Exercise description
Extract the complete listing and repeat it word for word.

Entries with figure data
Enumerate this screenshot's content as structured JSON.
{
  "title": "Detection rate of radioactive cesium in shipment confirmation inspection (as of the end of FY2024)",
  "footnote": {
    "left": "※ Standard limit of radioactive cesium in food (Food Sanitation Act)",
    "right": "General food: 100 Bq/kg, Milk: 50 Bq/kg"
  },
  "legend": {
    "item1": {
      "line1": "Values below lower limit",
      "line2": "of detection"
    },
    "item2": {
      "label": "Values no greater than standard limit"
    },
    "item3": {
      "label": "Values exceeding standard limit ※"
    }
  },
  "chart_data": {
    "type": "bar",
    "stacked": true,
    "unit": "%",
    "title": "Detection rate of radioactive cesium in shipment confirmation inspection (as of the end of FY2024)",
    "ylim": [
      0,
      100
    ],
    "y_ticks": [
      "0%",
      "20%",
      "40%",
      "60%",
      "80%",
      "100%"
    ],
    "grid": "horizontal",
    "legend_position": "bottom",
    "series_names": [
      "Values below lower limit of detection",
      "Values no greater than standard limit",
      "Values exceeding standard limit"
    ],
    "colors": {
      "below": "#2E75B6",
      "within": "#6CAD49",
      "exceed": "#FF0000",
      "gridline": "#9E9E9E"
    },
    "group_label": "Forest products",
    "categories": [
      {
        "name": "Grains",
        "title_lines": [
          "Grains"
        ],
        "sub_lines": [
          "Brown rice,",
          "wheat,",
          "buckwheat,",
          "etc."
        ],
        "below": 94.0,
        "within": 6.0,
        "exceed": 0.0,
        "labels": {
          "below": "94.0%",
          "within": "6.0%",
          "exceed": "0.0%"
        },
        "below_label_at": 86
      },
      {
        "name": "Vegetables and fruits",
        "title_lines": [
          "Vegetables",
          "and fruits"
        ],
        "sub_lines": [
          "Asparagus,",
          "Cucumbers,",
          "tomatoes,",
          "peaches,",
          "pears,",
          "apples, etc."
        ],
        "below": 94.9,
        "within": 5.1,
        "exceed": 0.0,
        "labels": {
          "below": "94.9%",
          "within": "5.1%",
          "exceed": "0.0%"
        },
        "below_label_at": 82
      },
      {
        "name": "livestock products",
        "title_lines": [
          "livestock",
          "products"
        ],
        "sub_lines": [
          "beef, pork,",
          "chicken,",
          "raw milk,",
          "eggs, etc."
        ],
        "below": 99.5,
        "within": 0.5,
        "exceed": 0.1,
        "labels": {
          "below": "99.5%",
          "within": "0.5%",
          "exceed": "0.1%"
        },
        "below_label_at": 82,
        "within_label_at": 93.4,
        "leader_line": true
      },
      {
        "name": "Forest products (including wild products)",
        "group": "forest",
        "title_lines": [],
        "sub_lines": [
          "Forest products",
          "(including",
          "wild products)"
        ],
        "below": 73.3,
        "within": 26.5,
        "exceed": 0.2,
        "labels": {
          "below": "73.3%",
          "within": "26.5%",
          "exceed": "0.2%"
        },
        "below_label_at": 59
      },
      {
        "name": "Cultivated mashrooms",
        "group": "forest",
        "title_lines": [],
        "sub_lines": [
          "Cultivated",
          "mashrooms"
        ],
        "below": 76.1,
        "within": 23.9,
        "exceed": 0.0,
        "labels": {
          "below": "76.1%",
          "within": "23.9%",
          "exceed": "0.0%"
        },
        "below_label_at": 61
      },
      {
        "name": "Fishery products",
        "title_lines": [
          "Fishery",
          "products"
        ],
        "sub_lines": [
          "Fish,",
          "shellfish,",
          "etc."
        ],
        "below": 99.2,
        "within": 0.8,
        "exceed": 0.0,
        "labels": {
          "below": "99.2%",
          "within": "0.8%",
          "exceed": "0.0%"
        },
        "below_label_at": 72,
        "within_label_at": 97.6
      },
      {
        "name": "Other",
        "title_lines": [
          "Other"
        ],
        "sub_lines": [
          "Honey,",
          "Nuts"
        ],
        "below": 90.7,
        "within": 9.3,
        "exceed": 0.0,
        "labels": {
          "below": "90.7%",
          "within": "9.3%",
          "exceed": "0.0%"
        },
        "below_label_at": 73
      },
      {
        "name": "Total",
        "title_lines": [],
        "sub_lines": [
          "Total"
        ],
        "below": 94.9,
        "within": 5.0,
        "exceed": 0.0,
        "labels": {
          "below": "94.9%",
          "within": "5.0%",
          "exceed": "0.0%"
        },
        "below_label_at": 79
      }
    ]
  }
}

The result
Enumerate this screenshot's content as structured JSON.
{
  "title": "Detection rate of radioactive cesium in shipment confirmation inspection (as of the end of FY2024)",
  "footnote": {
    "left": "※ Standard limit of radioactive cesium in food (Food Sanitation Act)",
    "right": "General food: 100 Bq/kg, Milk: 50 Bq/kg"
  },
  "legend": {
    "item1": {
      "line1": "Values below lower limit",
      "line2": "of detection"
    },
    "item2": {
      "label": "Values no greater than standard limit"
    },
    "item3": {
      "label": "Values exceeding standard limit ※"
    }
  },
  "chart_data": {
    "type": "bar",
    "stacked": true,
    "unit": "%",
    "title": "Detection rate of radioactive cesium in shipment confirmation inspection (as of the end of FY2024)",
    "ylim": [
      0,
      100
    ],
    "y_ticks": [
      "0%",
      "20%",
      "40%",
      "60%",
      "80%",
      "100%"
    ],
    "grid": "horizontal",
    "legend_position": "bottom",
    "series_names": [
      "Values below lower limit of detection",
      "Values no greater than standard limit",
      "Values exceeding standard limit"
    ],
    "colors": {
      "below": "#2E75B6",
      "within": "#6CAD49",
      "exceed": "#FF0000",
      "gridline": "#9E9E9E"
    },
    "group_label": "Forest products",
    "categories": [
      {
        "name": "Grains",
        "title_lines": [
          "Grains"
        ],
        "sub_lines": [
          "Brown rice,",
          "wheat,",
          "buckwheat,",
          "etc."
        ],
        "below": 94.0,
        "within": 6.0,
        "exceed": 0.0,
        "labels": {
          "below": "94.0%",
          "within": "6.0%",
          "exceed": "0.0%"
        },
        "below_label_at": 86
      },
      {
        "name": "Vegetables and fruits",
        "title_lines": [
          "Vegetables",
          "and fruits"
        ],
        "sub_lines": [
          "Asparagus,",
          "Cucumbers,",
          "tomatoes,",
          "peaches,",
          "pears,",
          "apples, etc."
        ],
        "below": 94.9,
        "within": 5.1,
        "exceed": 0.0,
        "labels": {
          "below": "94.9%",
          "within": "5.1%",
          "exceed": "0.0%"
        },
        "below_label_at": 82
      },
      {
        "name": "livestock products",
        "title_lines": [
          "livestock",
          "products"
        ],
        "sub_lines": [
          "beef, pork,",
          "chicken,",
          "raw milk,",
          "eggs, etc."
        ],
        "below": 99.5,
        "within": 0.5,
        "exceed": 0.1,
        "labels": {
          "below": "99.5%",
          "within": "0.5%",
          "exceed": "0.1%"
        },
        "below_label_at": 82,
        "within_label_at": 93.4,
        "leader_line": true
      },
      {
        "name": "Forest products (including wild products)",
        "group": "forest",
        "title_lines": [],
        "sub_lines": [
          "Forest products",
          "(including",
          "wild products)"
        ],
        "below": 73.3,
        "within": 26.5,
        "exceed": 0.2,
        "labels": {
          "below": "73.3%",
          "within": "26.5%",
          "exceed": "0.2%"
        },
        "below_label_at": 59
      },
      {
        "name": "Cultivated mashrooms",
        "group": "forest",
        "title_lines": [],
        "sub_lines": [
          "Cultivated",
          "mashrooms"
        ],
        "below": 76.1,
        "within": 23.9,
        "exceed": 0.0,
        "labels": {
          "below": "76.1%",
          "within": "23.9%",
          "exceed": "0.0%"
        },
        "below_label_at": 61
      },
      {
        "name": "Fishery products",
        "title_lines": [
          "Fishery",
          "products"
        ],
        "sub_lines": [
          "Fish,",
          "shellfish,",
          "etc."
        ],
        "below": 99.2,
        "within": 0.8,
        "exceed": 0.0,
        "labels": {
          "below": "99.2%",
          "within": "0.8%",
          "exceed": "0.0%"
        },
        "below_label_at": 72,
        "within_label_at": 97.6
      },
      {
        "name": "Other",
        "title_lines": [
          "Other"
        ],
        "sub_lines": [
          "Honey,",
          "Nuts"
        ],
        "below": 90.7,
        "within": 9.3,
        "exceed": 0.0,
        "labels": {
          "below": "90.7%",
          "within": "9.3%",
          "exceed": "0.0%"
        },
        "below_label_at": 73
      },
      {
        "name": "Total",
        "title_lines": [],
        "sub_lines": [
          "Total"
        ],
        "below": 94.9,
        "within": 5.0,
        "exceed": 0.0,
        "labels": {
          "below": "94.9%",
          "within": "5.0%",
          "exceed": "0.0%"
        },
        "below_label_at": 79
      }
    ]
  }
}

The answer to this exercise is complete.